• What this task involves: Please transcribe the listing below in full and word for word, without its pictures.

● ● ● ●

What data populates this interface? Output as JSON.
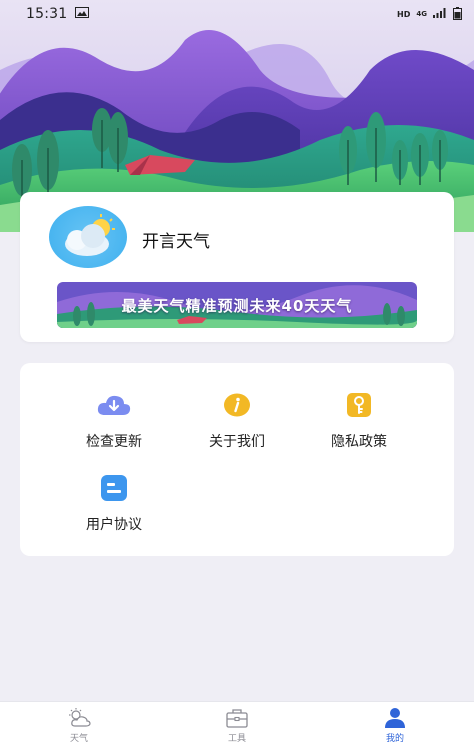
{
  "status_bar": {
    "time": "15:31",
    "hd": "HD",
    "network": "4G"
  },
  "app_card": {
    "app_name": "开言天气",
    "banner_text": "最美天气精准预测未来40天天气"
  },
  "menu": {
    "items": [
      {
        "label": "检查更新",
        "icon": "cloud-download-icon",
        "color": "#7b8cf0"
      },
      {
        "label": "关于我们",
        "icon": "info-icon",
        "color": "#f2b825"
      },
      {
        "label": "隐私政策",
        "icon": "key-icon",
        "color": "#f2b825"
      },
      {
        "label": "用户协议",
        "icon": "document-icon",
        "color": "#3d96ee"
      }
    ]
  },
  "bottom_nav": {
    "tabs": [
      {
        "label": "天气",
        "icon": "weather-icon"
      },
      {
        "label": "工具",
        "icon": "toolbox-icon"
      },
      {
        "label": "我的",
        "icon": "user-icon",
        "active": true
      }
    ]
  },
  "colors": {
    "accent": "#2f64d8",
    "background": "#efeef5"
  }
}
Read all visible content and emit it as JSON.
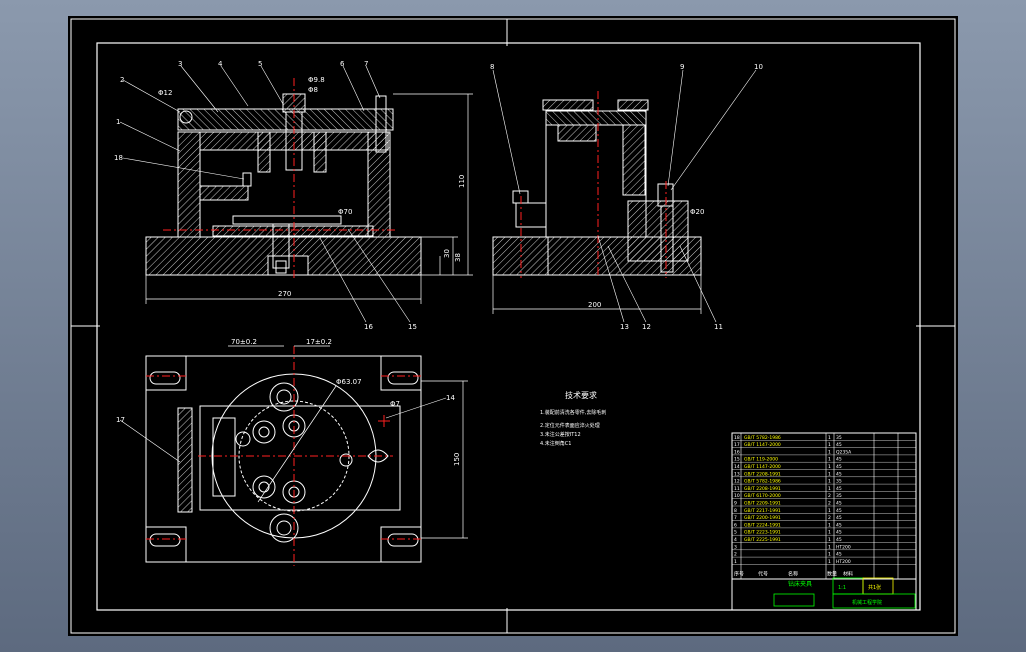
{
  "colors": {
    "sheet": "#000000",
    "outline": "#ffffff",
    "hatch": "#ffffff",
    "center": "#ff2020",
    "dimension": "#ffffff",
    "title_block_green": "#00ff00",
    "table_yellow": "#ffff00"
  },
  "front_view": {
    "balloons": [
      "2",
      "3",
      "4",
      "5",
      "6",
      "7",
      "1",
      "18",
      "16",
      "15"
    ],
    "dims": {
      "d1": "Φ12",
      "d2": "Φ9.8",
      "d3": "Φ8",
      "d4": "Φ70",
      "h1": "110",
      "h2": "30",
      "h3": "38",
      "w": "270"
    }
  },
  "side_view": {
    "balloons": [
      "8",
      "9",
      "10",
      "13",
      "12",
      "11"
    ],
    "dims": {
      "d1": "Φ20",
      "w": "200"
    }
  },
  "top_view": {
    "balloons": [
      "17",
      "14"
    ],
    "dims": {
      "d1": "70±0.2",
      "d2": "17±0.2",
      "d3": "Φ63.07",
      "d4": "Φ7",
      "h": "150"
    }
  },
  "notes": {
    "title": "技术要求",
    "lines": [
      "1.装配前清洗各零件,去除毛刺",
      "2.定位元件表面应淬火处理",
      "3.未注公差按IT12",
      "4.未注倒角C1"
    ]
  },
  "parts_table": {
    "rows": [
      {
        "no": "18",
        "code": "GB/T 5782-1986",
        "qty": "1",
        "mat": "35"
      },
      {
        "no": "17",
        "code": "GB/T 1147-2000",
        "qty": "1",
        "mat": "45"
      },
      {
        "no": "16",
        "code": "",
        "qty": "1",
        "mat": "Q235A"
      },
      {
        "no": "15",
        "code": "GB/T 119-2000",
        "qty": "1",
        "mat": "45"
      },
      {
        "no": "14",
        "code": "GB/T 1147-2000",
        "qty": "1",
        "mat": "45"
      },
      {
        "no": "13",
        "code": "GB/T 2208-1991",
        "qty": "1",
        "mat": "45"
      },
      {
        "no": "12",
        "code": "GB/T 5782-1986",
        "qty": "1",
        "mat": "35"
      },
      {
        "no": "11",
        "code": "GB/T 2208-1991",
        "qty": "1",
        "mat": "45"
      },
      {
        "no": "10",
        "code": "GB/T 6170-2000",
        "qty": "2",
        "mat": "35"
      },
      {
        "no": "9",
        "code": "GB/T 2209-1991",
        "qty": "2",
        "mat": "45"
      },
      {
        "no": "8",
        "code": "GB/T 2217-1991",
        "qty": "1",
        "mat": "45"
      },
      {
        "no": "7",
        "code": "GB/T 2200-1991",
        "qty": "2",
        "mat": "45"
      },
      {
        "no": "6",
        "code": "GB/T 2224-1991",
        "qty": "1",
        "mat": "45"
      },
      {
        "no": "5",
        "code": "GB/T 2223-1991",
        "qty": "1",
        "mat": "45"
      },
      {
        "no": "4",
        "code": "GB/T 2225-1991",
        "qty": "1",
        "mat": "45"
      },
      {
        "no": "3",
        "code": "",
        "qty": "1",
        "mat": "HT200"
      },
      {
        "no": "2",
        "code": "",
        "qty": "1",
        "mat": "45"
      },
      {
        "no": "1",
        "code": "",
        "qty": "1",
        "mat": "HT200"
      }
    ],
    "header": {
      "no": "序号",
      "code": "代号",
      "name": "名称",
      "qty": "数量",
      "mat": "材料"
    }
  },
  "title_block": {
    "drawing_name": "钻床夹具",
    "scale": "1:1",
    "sheet": "共1张",
    "school": "机械工程学院"
  }
}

● ● ● ●

• Exercise result:
What data populates this interface? Output as JSON.
{
  "status_bar": {
    "time": "15:31",
    "hd": "HD",
    "network": "4G"
  },
  "app_card": {
    "app_name": "开言天气",
    "banner_text": "最美天气精准预测未来40天天气"
  },
  "menu": {
    "items": [
      {
        "label": "检查更新",
        "icon": "cloud-download-icon",
        "color": "#7b8cf0"
      },
      {
        "label": "关于我们",
        "icon": "info-icon",
        "color": "#f2b825"
      },
      {
        "label": "隐私政策",
        "icon": "key-icon",
        "color": "#f2b825"
      },
      {
        "label": "用户协议",
        "icon": "document-icon",
        "color": "#3d96ee"
      }
    ]
  },
  "bottom_nav": {
    "tabs": [
      {
        "label": "天气",
        "icon": "weather-icon"
      },
      {
        "label": "工具",
        "icon": "toolbox-icon"
      },
      {
        "label": "我的",
        "icon": "user-icon",
        "active": true
      }
    ]
  },
  "colors": {
    "accent": "#2f64d8",
    "background": "#efeef5"
  }
}
Read all visible content and emit it as JSON.
{
  "colors": {
    "sheet": "#000000",
    "outline": "#ffffff",
    "hatch": "#ffffff",
    "center": "#ff2020",
    "dimension": "#ffffff",
    "title_block_green": "#00ff00",
    "table_yellow": "#ffff00"
  },
  "front_view": {
    "balloons": [
      "2",
      "3",
      "4",
      "5",
      "6",
      "7",
      "1",
      "18",
      "16",
      "15"
    ],
    "dims": {
      "d1": "Φ12",
      "d2": "Φ9.8",
      "d3": "Φ8",
      "d4": "Φ70",
      "h1": "110",
      "h2": "30",
      "h3": "38",
      "w": "270"
    }
  },
  "side_view": {
    "balloons": [
      "8",
      "9",
      "10",
      "13",
      "12",
      "11"
    ],
    "dims": {
      "d1": "Φ20",
      "w": "200"
    }
  },
  "top_view": {
    "balloons": [
      "17",
      "14"
    ],
    "dims": {
      "d1": "70±0.2",
      "d2": "17±0.2",
      "d3": "Φ63.07",
      "d4": "Φ7",
      "h": "150"
    }
  },
  "notes": {
    "title": "技术要求",
    "lines": [
      "1.装配前清洗各零件,去除毛刺",
      "2.定位元件表面应淬火处理",
      "3.未注公差按IT12",
      "4.未注倒角C1"
    ]
  },
  "parts_table": {
    "rows": [
      {
        "no": "18",
        "code": "GB/T 5782-1986",
        "qty": "1",
        "mat": "35"
      },
      {
        "no": "17",
        "code": "GB/T 1147-2000",
        "qty": "1",
        "mat": "45"
      },
      {
        "no": "16",
        "code": "",
        "qty": "1",
        "mat": "Q235A"
      },
      {
        "no": "15",
        "code": "GB/T 119-2000",
        "qty": "1",
        "mat": "45"
      },
      {
        "no": "14",
        "code": "GB/T 1147-2000",
        "qty": "1",
        "mat": "45"
      },
      {
        "no": "13",
        "code": "GB/T 2208-1991",
        "qty": "1",
        "mat": "45"
      },
      {
        "no": "12",
        "code": "GB/T 5782-1986",
        "qty": "1",
        "mat": "35"
      },
      {
        "no": "11",
        "code": "GB/T 2208-1991",
        "qty": "1",
        "mat": "45"
      },
      {
        "no": "10",
        "code": "GB/T 6170-2000",
        "qty": "2",
        "mat": "35"
      },
      {
        "no": "9",
        "code": "GB/T 2209-1991",
        "qty": "2",
        "mat": "45"
      },
      {
        "no": "8",
        "code": "GB/T 2217-1991",
        "qty": "1",
        "mat": "45"
      },
      {
        "no": "7",
        "code": "GB/T 2200-1991",
        "qty": "2",
        "mat": "45"
      },
      {
        "no": "6",
        "code": "GB/T 2224-1991",
        "qty": "1",
        "mat": "45"
      },
      {
        "no": "5",
        "code": "GB/T 2223-1991",
        "qty": "1",
        "mat": "45"
      },
      {
        "no": "4",
        "code": "GB/T 2225-1991",
        "qty": "1",
        "mat": "45"
      },
      {
        "no": "3",
        "code": "",
        "qty": "1",
        "mat": "HT200"
      },
      {
        "no": "2",
        "code": "",
        "qty": "1",
        "mat": "45"
      },
      {
        "no": "1",
        "code": "",
        "qty": "1",
        "mat": "HT200"
      }
    ],
    "header": {
      "no": "序号",
      "code": "代号",
      "name": "名称",
      "qty": "数量",
      "mat": "材料"
    }
  },
  "title_block": {
    "drawing_name": "钻床夹具",
    "scale": "1:1",
    "sheet": "共1张",
    "school": "机械工程学院"
  }
}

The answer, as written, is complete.